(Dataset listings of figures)

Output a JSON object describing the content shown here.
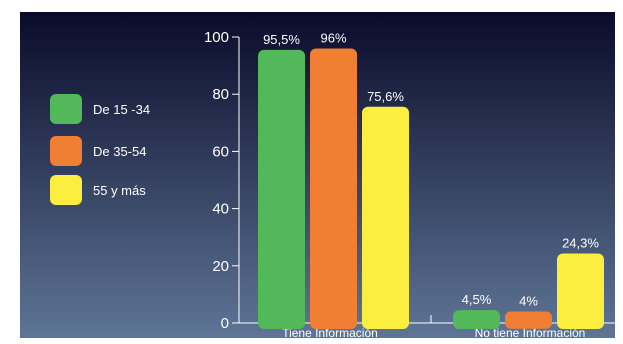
{
  "chart_data": {
    "type": "bar",
    "categories": [
      "Tiene Información",
      "No tiene Información"
    ],
    "series": [
      {
        "name": "De 15 -34",
        "values": [
          95.5,
          4.5
        ],
        "labels": [
          "95,5%",
          "4,5%"
        ],
        "color": "#52b85a"
      },
      {
        "name": "De 35-54",
        "values": [
          96,
          4
        ],
        "labels": [
          "96%",
          "4%"
        ],
        "color": "#f07f33"
      },
      {
        "name": "55 y más",
        "values": [
          75.6,
          24.3
        ],
        "labels": [
          "75,6%",
          "24,3%"
        ],
        "color": "#fbee3f"
      }
    ],
    "ylim": [
      0,
      100
    ],
    "yticks": [
      "0",
      "20",
      "40",
      "60",
      "80",
      "100"
    ],
    "legend_position": "left",
    "grid": false,
    "background": {
      "top": "#0a0b2a",
      "bottom": "#5e7595"
    }
  }
}
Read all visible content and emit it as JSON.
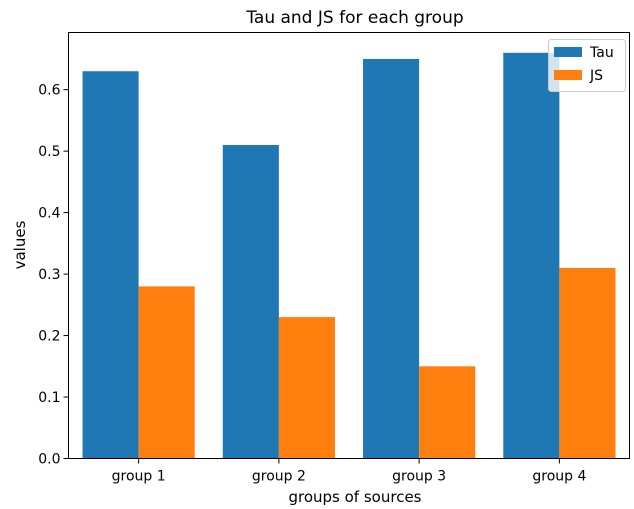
{
  "chart_data": {
    "type": "bar",
    "title": "Tau and JS for each group",
    "xlabel": "groups of sources",
    "ylabel": "values",
    "categories": [
      "group 1",
      "group 2",
      "group 3",
      "group 4"
    ],
    "series": [
      {
        "name": "Tau",
        "values": [
          0.63,
          0.51,
          0.65,
          0.66
        ],
        "color": "#1f77b4"
      },
      {
        "name": "JS",
        "values": [
          0.28,
          0.23,
          0.15,
          0.31
        ],
        "color": "#ff7f0e"
      }
    ],
    "ylim": [
      0,
      0.693
    ],
    "yticks": [
      0.0,
      0.1,
      0.2,
      0.3,
      0.4,
      0.5,
      0.6
    ],
    "ytick_labels": [
      "0.0",
      "0.1",
      "0.2",
      "0.3",
      "0.4",
      "0.5",
      "0.6"
    ],
    "grid": false,
    "legend_position": "top-right"
  }
}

● Requirement: Each entry should be repeated exactly as it appears; the pictures stay out.

● In response:
Output a JSON object describing the content shown here.
{
  "chart_data": {
    "type": "bar",
    "categories": [
      "Tiene Información",
      "No tiene Información"
    ],
    "series": [
      {
        "name": "De 15 -34",
        "values": [
          95.5,
          4.5
        ],
        "labels": [
          "95,5%",
          "4,5%"
        ],
        "color": "#52b85a"
      },
      {
        "name": "De 35-54",
        "values": [
          96,
          4
        ],
        "labels": [
          "96%",
          "4%"
        ],
        "color": "#f07f33"
      },
      {
        "name": "55 y más",
        "values": [
          75.6,
          24.3
        ],
        "labels": [
          "75,6%",
          "24,3%"
        ],
        "color": "#fbee3f"
      }
    ],
    "ylim": [
      0,
      100
    ],
    "yticks": [
      "0",
      "20",
      "40",
      "60",
      "80",
      "100"
    ],
    "legend_position": "left",
    "grid": false,
    "background": {
      "top": "#0a0b2a",
      "bottom": "#5e7595"
    }
  }
}
Read all visible content and emit it as JSON.
{
  "chart_data": {
    "type": "bar",
    "title": "Tau and JS for each group",
    "xlabel": "groups of sources",
    "ylabel": "values",
    "categories": [
      "group 1",
      "group 2",
      "group 3",
      "group 4"
    ],
    "series": [
      {
        "name": "Tau",
        "values": [
          0.63,
          0.51,
          0.65,
          0.66
        ],
        "color": "#1f77b4"
      },
      {
        "name": "JS",
        "values": [
          0.28,
          0.23,
          0.15,
          0.31
        ],
        "color": "#ff7f0e"
      }
    ],
    "ylim": [
      0,
      0.693
    ],
    "yticks": [
      0.0,
      0.1,
      0.2,
      0.3,
      0.4,
      0.5,
      0.6
    ],
    "ytick_labels": [
      "0.0",
      "0.1",
      "0.2",
      "0.3",
      "0.4",
      "0.5",
      "0.6"
    ],
    "grid": false,
    "legend_position": "top-right"
  }
}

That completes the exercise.